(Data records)

* Start *

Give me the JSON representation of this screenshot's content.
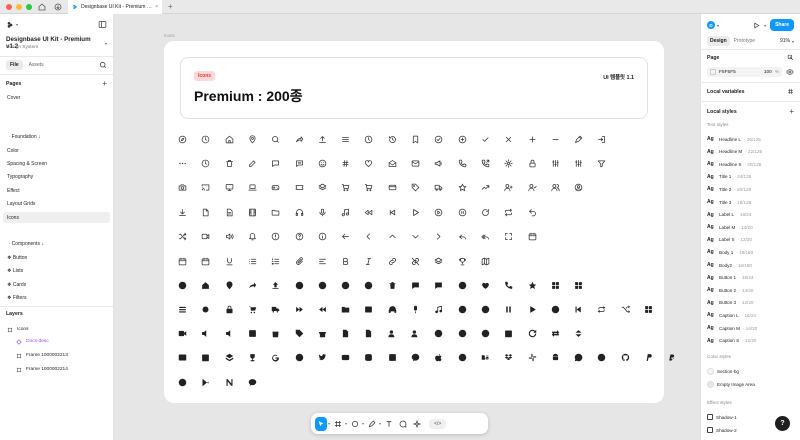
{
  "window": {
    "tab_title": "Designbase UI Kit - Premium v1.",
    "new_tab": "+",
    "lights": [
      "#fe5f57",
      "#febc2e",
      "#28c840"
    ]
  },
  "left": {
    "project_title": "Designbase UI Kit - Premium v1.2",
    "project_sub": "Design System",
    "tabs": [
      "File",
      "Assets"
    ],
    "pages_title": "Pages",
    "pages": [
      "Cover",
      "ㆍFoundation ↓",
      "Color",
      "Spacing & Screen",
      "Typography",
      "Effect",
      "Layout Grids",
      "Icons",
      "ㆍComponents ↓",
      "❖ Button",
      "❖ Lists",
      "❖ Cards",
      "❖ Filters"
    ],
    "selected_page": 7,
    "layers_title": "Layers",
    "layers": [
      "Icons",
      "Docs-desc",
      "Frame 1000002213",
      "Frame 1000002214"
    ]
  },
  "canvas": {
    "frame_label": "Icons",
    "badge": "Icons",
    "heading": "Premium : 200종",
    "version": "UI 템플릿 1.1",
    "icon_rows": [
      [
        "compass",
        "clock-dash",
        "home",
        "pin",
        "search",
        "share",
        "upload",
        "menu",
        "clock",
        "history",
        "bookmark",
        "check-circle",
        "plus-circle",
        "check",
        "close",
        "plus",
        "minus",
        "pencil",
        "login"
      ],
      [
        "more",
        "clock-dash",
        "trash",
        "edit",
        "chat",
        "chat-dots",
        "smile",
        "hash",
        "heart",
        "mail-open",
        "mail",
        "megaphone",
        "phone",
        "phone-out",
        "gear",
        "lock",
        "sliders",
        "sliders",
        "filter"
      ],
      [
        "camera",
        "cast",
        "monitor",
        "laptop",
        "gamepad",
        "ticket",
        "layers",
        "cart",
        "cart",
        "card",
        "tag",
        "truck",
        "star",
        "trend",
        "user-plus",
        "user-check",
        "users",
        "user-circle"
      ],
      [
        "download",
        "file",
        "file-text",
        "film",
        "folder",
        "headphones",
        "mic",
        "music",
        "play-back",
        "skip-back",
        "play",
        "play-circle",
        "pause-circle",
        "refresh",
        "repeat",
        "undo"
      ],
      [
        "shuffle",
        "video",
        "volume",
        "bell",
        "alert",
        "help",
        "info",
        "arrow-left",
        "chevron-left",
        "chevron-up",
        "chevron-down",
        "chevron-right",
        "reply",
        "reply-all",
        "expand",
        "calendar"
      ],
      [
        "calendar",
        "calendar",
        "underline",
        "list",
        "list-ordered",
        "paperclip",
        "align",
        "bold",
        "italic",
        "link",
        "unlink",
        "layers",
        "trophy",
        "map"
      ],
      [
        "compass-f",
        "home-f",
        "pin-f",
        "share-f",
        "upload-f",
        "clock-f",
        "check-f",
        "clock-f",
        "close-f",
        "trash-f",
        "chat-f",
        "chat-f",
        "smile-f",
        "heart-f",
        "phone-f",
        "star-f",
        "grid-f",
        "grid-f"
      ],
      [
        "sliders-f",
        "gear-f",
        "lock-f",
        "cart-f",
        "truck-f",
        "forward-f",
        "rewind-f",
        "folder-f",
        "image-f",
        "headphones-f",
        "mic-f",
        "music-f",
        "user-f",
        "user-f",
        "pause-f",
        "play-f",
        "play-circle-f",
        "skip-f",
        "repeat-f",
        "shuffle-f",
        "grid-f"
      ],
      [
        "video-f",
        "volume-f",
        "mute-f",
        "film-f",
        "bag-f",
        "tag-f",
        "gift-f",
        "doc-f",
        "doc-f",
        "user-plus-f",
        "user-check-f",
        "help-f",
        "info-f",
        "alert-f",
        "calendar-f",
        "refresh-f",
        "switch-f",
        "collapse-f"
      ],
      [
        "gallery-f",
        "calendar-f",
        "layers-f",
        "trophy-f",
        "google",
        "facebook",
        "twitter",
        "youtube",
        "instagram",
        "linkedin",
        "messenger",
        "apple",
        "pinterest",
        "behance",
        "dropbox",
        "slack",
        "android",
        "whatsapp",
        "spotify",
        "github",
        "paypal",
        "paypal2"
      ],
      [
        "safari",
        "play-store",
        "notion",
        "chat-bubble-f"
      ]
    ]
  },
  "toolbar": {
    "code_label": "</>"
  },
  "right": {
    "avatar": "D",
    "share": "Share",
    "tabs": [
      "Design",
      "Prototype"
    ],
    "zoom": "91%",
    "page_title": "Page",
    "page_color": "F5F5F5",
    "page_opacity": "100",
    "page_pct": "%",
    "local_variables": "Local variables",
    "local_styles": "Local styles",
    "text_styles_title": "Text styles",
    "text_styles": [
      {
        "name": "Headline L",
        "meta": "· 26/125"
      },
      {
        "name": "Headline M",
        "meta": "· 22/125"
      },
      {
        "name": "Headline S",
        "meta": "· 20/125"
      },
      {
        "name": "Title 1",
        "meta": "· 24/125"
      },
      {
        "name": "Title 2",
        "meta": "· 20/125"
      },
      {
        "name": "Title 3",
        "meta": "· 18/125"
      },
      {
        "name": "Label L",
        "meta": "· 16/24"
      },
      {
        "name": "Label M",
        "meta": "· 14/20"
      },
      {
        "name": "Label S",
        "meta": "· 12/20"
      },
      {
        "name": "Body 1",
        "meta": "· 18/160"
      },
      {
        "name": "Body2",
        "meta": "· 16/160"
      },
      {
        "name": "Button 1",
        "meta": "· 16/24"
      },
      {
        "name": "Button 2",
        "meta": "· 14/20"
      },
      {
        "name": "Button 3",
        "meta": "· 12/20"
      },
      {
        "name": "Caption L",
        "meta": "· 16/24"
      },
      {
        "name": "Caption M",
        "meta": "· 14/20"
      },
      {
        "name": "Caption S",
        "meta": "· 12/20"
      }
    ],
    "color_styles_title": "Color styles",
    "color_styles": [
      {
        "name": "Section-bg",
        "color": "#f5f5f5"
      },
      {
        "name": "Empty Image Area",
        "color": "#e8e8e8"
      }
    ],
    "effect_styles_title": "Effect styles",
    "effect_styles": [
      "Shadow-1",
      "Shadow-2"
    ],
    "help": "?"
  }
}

* End *
* Start *

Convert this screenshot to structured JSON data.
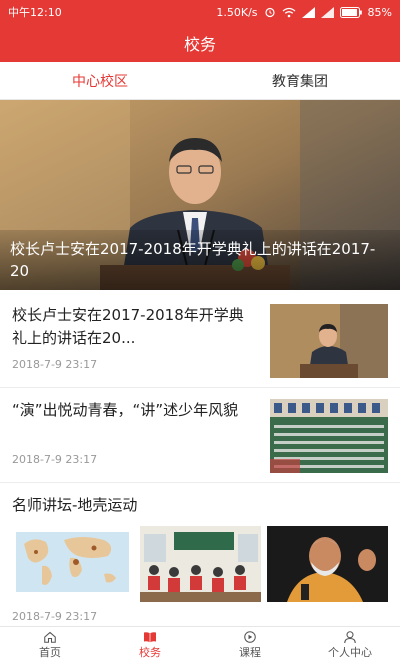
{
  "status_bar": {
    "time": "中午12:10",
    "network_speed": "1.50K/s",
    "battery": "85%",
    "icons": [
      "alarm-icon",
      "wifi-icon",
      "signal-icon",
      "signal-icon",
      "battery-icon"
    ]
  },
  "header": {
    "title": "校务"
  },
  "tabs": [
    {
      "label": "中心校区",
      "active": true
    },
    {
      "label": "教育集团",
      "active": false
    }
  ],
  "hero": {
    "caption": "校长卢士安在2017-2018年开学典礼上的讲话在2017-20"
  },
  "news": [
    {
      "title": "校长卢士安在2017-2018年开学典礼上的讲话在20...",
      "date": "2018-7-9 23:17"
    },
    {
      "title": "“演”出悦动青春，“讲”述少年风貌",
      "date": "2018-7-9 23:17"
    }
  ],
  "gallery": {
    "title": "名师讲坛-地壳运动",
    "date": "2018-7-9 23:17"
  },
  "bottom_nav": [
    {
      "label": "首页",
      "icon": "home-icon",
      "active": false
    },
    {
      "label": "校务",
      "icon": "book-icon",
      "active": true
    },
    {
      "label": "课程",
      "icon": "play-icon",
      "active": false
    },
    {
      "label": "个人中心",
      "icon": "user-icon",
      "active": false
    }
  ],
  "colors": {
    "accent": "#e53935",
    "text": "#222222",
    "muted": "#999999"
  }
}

* End *

Using the listing above, pull out all lines that hold the word "Headline".

        "name": "Headline L",
        "name": "Headline M",
        "name": "Headline S",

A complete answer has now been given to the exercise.